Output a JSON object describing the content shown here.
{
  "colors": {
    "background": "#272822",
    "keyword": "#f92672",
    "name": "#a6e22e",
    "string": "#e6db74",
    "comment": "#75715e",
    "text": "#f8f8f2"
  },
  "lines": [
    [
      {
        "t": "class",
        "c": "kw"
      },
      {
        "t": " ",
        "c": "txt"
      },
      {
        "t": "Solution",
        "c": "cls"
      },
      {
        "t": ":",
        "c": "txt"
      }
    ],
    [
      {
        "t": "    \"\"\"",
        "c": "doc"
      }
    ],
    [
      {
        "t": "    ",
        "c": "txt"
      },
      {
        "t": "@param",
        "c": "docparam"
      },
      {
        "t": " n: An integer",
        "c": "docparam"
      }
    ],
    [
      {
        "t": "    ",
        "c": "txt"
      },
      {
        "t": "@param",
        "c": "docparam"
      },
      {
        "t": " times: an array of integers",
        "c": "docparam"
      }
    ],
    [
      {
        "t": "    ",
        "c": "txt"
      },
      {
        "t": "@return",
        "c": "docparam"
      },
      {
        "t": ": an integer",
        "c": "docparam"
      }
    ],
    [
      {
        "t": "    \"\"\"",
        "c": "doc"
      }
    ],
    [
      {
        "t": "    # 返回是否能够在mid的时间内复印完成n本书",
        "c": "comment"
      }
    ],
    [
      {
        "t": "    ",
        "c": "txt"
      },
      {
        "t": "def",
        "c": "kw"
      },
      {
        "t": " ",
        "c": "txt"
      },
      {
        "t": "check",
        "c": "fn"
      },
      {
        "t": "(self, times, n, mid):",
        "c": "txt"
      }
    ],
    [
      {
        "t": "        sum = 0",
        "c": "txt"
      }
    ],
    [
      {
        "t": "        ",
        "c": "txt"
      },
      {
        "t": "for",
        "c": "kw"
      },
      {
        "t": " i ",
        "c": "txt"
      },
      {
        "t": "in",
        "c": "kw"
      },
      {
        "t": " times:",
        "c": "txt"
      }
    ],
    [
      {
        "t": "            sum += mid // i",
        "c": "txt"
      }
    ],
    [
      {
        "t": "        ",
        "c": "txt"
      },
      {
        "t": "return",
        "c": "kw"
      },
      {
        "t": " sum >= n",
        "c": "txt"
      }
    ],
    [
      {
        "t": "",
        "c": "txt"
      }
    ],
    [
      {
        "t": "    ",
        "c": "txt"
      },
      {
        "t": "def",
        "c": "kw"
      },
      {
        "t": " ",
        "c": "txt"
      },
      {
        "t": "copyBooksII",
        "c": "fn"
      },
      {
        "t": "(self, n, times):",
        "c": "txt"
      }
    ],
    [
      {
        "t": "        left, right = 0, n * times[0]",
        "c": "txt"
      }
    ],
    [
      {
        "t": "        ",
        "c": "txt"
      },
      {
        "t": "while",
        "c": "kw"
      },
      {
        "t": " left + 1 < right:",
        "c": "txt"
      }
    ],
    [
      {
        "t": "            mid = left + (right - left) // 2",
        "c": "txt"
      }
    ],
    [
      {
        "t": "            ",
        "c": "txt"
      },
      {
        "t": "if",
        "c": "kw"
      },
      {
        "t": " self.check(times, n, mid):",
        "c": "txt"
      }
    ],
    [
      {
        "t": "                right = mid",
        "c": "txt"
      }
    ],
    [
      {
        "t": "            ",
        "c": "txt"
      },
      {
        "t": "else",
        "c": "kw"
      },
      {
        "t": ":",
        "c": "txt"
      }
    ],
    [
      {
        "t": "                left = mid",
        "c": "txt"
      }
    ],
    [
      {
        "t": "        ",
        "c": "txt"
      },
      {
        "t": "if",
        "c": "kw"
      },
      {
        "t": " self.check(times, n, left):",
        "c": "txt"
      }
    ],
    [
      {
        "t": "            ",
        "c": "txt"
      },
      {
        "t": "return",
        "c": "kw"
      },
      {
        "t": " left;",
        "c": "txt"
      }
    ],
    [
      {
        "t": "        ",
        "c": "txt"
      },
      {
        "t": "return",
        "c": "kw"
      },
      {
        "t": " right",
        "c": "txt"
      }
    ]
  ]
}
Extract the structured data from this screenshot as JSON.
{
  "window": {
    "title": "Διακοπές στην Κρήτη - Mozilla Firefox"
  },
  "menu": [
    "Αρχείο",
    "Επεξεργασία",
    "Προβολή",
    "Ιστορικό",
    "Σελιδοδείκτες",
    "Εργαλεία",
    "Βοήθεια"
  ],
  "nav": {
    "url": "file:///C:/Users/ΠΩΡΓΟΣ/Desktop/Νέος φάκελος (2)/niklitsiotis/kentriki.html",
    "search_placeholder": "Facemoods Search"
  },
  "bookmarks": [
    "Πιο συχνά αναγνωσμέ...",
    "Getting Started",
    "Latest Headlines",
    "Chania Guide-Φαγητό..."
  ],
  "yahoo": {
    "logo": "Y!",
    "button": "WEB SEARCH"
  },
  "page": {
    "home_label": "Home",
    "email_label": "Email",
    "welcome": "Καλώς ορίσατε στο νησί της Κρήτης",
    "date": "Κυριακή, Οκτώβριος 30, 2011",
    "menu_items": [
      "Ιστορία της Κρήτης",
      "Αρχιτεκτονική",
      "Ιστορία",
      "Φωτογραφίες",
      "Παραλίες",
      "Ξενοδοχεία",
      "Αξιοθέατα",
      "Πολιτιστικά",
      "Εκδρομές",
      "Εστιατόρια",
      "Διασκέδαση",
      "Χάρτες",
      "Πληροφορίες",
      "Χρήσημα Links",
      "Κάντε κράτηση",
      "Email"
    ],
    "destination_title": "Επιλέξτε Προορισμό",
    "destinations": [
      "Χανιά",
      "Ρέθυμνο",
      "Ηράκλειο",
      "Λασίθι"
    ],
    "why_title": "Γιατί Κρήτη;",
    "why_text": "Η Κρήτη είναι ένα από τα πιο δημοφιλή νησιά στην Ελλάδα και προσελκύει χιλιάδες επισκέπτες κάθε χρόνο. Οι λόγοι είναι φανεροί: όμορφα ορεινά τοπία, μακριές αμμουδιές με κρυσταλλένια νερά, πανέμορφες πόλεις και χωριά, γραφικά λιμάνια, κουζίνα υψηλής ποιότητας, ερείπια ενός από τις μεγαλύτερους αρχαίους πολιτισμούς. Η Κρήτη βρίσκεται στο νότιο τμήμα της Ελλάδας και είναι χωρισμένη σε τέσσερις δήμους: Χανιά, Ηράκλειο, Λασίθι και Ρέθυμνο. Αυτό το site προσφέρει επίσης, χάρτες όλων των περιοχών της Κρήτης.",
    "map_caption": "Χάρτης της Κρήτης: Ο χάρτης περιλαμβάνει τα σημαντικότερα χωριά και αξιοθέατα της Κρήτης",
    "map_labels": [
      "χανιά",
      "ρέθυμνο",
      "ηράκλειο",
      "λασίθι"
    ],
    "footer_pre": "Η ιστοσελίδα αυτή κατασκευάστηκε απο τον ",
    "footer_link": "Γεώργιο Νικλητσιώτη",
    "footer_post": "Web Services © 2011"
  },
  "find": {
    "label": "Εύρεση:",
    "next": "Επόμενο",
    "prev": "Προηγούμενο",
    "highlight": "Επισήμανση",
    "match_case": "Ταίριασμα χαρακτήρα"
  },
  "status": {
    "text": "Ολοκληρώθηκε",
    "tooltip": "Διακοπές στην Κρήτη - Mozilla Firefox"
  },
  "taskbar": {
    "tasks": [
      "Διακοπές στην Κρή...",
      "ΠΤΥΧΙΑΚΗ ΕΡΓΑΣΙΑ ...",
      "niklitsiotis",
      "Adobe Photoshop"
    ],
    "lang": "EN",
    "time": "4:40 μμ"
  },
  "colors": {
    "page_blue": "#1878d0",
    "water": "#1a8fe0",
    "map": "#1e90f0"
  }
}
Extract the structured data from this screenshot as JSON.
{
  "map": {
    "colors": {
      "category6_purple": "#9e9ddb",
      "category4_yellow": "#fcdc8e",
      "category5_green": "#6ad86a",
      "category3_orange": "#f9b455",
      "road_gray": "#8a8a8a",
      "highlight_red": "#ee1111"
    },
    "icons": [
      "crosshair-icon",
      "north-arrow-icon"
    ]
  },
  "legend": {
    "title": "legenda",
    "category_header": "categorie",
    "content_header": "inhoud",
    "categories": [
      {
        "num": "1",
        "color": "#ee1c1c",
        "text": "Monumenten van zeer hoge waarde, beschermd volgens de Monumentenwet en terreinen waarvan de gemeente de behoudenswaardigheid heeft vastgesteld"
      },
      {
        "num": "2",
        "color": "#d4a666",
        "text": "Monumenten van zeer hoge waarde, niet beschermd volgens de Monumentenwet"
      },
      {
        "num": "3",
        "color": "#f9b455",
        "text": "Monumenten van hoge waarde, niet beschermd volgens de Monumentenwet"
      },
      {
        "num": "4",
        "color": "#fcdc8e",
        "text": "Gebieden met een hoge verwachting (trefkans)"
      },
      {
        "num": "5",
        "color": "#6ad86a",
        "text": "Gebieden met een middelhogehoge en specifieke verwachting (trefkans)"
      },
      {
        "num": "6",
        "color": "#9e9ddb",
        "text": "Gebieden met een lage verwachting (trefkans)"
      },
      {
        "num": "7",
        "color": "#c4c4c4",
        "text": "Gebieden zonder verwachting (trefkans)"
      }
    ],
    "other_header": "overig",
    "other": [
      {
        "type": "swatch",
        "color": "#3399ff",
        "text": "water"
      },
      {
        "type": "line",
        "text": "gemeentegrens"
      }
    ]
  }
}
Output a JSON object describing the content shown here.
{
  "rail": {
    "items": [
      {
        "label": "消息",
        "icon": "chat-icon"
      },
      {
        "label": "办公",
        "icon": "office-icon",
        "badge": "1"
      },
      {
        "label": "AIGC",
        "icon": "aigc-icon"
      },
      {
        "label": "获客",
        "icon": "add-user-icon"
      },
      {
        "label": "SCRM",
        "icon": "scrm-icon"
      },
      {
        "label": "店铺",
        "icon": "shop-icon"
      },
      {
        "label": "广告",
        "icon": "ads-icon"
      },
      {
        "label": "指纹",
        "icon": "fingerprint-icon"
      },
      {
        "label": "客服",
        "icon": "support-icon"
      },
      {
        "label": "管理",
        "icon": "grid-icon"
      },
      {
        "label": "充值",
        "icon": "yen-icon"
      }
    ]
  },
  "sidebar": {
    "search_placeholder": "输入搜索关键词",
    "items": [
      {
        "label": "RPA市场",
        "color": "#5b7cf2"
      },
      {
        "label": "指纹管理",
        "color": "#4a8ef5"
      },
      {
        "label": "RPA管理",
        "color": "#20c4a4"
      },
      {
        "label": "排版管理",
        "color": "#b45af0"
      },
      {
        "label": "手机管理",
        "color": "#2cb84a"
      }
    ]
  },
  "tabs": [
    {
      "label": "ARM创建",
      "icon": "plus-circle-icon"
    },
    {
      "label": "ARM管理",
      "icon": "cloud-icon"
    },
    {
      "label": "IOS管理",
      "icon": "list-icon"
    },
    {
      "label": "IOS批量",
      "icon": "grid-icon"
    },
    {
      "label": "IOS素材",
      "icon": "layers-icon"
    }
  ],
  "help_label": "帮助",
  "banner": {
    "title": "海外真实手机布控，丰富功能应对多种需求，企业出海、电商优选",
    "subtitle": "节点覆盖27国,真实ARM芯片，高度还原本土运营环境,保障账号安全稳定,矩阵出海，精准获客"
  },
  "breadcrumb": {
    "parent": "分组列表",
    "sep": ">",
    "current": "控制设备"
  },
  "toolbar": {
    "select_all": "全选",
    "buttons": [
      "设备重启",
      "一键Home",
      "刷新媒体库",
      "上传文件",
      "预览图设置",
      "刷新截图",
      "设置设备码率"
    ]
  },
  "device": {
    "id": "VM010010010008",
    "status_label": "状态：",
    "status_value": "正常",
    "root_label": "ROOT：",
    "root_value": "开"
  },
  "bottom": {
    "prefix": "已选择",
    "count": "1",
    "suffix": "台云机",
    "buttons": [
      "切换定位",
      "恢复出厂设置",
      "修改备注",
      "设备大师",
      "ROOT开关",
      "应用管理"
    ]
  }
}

-*-

From the entries above, copy out every line where the string "Monumenten" appears.

## Reply to the exercise
        "text": "Monumenten van zeer hoge waarde, beschermd volgens de Monumentenwet en terreinen waarvan de gemeente de behoudenswaardigheid heeft vastgesteld"
        "text": "Monumenten van zeer hoge waarde, niet beschermd volgens de Monumentenwet"
        "text": "Monumenten van hoge waarde, niet beschermd volgens de Monumentenwet"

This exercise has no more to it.